--- START ---

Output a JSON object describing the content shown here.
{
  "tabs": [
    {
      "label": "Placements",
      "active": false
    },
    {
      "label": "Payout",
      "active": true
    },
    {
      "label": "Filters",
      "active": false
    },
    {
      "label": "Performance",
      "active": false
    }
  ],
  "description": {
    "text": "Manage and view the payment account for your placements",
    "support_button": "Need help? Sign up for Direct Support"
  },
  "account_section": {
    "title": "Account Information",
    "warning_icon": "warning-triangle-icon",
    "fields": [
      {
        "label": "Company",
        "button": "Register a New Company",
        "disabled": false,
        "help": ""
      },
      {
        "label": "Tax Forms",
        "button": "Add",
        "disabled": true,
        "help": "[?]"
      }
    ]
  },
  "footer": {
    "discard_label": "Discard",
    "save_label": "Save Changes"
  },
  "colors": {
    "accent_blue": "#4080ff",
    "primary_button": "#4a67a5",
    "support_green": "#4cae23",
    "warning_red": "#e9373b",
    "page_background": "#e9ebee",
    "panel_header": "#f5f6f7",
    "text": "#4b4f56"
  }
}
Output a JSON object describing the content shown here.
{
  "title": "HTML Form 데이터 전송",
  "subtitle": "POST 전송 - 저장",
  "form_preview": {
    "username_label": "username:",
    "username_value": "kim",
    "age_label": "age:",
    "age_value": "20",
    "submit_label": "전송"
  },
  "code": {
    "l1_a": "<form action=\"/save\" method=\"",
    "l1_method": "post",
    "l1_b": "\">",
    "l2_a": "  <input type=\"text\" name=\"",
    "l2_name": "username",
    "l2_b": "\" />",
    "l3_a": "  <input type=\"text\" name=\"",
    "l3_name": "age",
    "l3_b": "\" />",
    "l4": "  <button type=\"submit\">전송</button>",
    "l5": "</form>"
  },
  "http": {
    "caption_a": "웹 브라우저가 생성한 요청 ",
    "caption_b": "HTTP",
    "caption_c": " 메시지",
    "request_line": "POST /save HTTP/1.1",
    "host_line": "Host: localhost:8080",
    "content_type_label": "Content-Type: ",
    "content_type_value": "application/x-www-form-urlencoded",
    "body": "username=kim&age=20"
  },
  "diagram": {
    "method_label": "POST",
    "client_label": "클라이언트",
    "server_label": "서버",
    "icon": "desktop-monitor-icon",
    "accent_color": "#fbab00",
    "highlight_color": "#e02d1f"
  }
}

--- END ---

◆ **Exercise prompt**
Transcribe the material above in its entirety. Match it exactly.

◆ **Output for this task**
Output a JSON object describing the content shown here.
{
  "tabs": [
    {
      "label": "Placements",
      "active": false
    },
    {
      "label": "Payout",
      "active": true
    },
    {
      "label": "Filters",
      "active": false
    },
    {
      "label": "Performance",
      "active": false
    }
  ],
  "description": {
    "text": "Manage and view the payment account for your placements",
    "support_button": "Need help? Sign up for Direct Support"
  },
  "account_section": {
    "title": "Account Information",
    "warning_icon": "warning-triangle-icon",
    "fields": [
      {
        "label": "Company",
        "button": "Register a New Company",
        "disabled": false,
        "help": ""
      },
      {
        "label": "Tax Forms",
        "button": "Add",
        "disabled": true,
        "help": "[?]"
      }
    ]
  },
  "footer": {
    "discard_label": "Discard",
    "save_label": "Save Changes"
  },
  "colors": {
    "accent_blue": "#4080ff",
    "primary_button": "#4a67a5",
    "support_green": "#4cae23",
    "warning_red": "#e9373b",
    "page_background": "#e9ebee",
    "panel_header": "#f5f6f7",
    "text": "#4b4f56"
  }
}
Output a JSON object describing the content shown here.
{
  "title": "HTML Form 데이터 전송",
  "subtitle": "POST 전송 - 저장",
  "form_preview": {
    "username_label": "username:",
    "username_value": "kim",
    "age_label": "age:",
    "age_value": "20",
    "submit_label": "전송"
  },
  "code": {
    "l1_a": "<form action=\"/save\" method=\"",
    "l1_method": "post",
    "l1_b": "\">",
    "l2_a": "  <input type=\"text\" name=\"",
    "l2_name": "username",
    "l2_b": "\" />",
    "l3_a": "  <input type=\"text\" name=\"",
    "l3_name": "age",
    "l3_b": "\" />",
    "l4": "  <button type=\"submit\">전송</button>",
    "l5": "</form>"
  },
  "http": {
    "caption_a": "웹 브라우저가 생성한 요청 ",
    "caption_b": "HTTP",
    "caption_c": " 메시지",
    "request_line": "POST /save HTTP/1.1",
    "host_line": "Host: localhost:8080",
    "content_type_label": "Content-Type: ",
    "content_type_value": "application/x-www-form-urlencoded",
    "body": "username=kim&age=20"
  },
  "diagram": {
    "method_label": "POST",
    "client_label": "클라이언트",
    "server_label": "서버",
    "icon": "desktop-monitor-icon",
    "accent_color": "#fbab00",
    "highlight_color": "#e02d1f"
  }
}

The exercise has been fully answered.